| TASK DIRECTIONS |
How many of the lines contain the string "subtitle"? Give the number, with no other words.

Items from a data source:
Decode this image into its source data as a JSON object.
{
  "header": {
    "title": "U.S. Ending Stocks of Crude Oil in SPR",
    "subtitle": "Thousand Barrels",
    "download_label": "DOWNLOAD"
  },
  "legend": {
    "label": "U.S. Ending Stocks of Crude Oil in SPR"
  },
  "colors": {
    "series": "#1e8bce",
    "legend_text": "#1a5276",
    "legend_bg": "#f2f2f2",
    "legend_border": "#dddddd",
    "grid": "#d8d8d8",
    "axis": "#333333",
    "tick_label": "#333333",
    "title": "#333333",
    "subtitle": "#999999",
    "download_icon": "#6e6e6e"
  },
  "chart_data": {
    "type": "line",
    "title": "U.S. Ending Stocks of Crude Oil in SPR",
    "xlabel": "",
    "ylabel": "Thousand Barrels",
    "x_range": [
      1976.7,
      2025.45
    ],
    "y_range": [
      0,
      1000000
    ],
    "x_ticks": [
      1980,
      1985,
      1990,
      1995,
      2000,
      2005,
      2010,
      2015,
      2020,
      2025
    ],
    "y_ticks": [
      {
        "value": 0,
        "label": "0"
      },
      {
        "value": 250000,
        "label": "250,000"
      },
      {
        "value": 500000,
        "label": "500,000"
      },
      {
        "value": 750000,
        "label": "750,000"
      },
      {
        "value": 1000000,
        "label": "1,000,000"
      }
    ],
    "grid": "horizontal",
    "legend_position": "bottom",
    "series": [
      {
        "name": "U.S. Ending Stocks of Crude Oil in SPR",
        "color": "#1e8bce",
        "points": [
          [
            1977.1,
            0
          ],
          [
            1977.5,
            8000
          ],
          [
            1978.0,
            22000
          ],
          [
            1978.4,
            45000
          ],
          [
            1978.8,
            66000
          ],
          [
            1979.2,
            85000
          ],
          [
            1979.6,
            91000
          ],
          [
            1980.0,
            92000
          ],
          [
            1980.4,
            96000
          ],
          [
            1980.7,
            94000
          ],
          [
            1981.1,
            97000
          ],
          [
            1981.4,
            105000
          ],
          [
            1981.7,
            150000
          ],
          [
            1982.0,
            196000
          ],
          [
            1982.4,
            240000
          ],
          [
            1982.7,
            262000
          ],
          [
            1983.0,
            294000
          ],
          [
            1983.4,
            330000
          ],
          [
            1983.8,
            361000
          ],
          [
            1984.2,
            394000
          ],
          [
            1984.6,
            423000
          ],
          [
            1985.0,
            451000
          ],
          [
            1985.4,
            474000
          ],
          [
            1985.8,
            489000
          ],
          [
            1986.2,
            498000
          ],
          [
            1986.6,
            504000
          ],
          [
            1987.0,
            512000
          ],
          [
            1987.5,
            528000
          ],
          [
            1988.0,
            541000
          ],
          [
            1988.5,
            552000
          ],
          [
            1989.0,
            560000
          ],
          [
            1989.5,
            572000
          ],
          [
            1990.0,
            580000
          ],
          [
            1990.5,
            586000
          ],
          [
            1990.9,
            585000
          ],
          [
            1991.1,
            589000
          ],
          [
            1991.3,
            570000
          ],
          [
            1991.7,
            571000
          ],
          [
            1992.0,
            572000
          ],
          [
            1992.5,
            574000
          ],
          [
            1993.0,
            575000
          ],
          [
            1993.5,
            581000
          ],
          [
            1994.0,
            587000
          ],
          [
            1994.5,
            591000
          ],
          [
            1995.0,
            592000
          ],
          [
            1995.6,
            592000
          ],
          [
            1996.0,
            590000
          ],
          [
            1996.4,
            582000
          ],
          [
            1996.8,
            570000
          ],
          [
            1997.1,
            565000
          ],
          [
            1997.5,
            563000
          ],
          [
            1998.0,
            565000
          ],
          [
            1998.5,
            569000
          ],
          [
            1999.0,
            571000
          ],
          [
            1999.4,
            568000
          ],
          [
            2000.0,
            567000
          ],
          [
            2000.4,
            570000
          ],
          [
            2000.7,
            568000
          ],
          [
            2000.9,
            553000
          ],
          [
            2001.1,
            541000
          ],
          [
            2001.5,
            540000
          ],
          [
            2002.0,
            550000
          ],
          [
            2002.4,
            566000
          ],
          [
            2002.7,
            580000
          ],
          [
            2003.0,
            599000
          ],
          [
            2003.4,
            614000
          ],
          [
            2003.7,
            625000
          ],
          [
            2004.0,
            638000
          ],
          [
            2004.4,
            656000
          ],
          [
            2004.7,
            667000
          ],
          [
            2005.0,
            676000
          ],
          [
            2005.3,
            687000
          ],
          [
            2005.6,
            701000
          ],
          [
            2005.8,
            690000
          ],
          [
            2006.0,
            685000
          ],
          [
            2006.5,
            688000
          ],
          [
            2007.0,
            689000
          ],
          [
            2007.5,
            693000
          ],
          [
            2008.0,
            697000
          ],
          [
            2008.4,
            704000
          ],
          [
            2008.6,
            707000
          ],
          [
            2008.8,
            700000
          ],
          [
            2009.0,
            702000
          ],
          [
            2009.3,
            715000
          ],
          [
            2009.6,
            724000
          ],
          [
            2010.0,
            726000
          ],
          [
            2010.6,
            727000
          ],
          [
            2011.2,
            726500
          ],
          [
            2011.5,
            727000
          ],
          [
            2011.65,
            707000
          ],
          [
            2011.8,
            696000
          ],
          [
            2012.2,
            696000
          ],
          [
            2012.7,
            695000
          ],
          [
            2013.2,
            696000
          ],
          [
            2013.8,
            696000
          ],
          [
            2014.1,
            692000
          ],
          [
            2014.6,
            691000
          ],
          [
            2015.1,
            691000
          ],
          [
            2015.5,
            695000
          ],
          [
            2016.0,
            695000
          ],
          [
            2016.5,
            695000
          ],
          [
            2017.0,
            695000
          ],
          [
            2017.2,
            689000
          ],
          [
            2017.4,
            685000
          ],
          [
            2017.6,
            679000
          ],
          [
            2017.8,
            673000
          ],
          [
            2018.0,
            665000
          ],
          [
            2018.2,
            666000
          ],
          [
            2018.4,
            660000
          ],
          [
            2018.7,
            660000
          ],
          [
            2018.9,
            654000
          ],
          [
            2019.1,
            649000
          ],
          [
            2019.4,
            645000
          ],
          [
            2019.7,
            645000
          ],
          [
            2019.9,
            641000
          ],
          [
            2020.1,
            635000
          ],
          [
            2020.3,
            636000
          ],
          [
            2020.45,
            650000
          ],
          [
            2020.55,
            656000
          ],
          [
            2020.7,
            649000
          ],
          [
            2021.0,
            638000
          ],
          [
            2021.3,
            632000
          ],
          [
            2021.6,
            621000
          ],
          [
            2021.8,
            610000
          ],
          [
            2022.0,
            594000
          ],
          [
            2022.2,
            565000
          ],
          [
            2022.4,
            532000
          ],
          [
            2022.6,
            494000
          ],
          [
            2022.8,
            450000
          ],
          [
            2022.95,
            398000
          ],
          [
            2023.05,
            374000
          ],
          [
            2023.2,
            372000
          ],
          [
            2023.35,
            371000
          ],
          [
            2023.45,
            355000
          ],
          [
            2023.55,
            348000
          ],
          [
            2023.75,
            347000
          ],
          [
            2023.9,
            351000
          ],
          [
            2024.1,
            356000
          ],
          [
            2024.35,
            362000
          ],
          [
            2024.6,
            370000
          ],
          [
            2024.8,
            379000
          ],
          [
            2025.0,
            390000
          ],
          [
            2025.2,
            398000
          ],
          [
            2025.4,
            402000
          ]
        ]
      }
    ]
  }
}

| COMPLETE RESPONSE |
2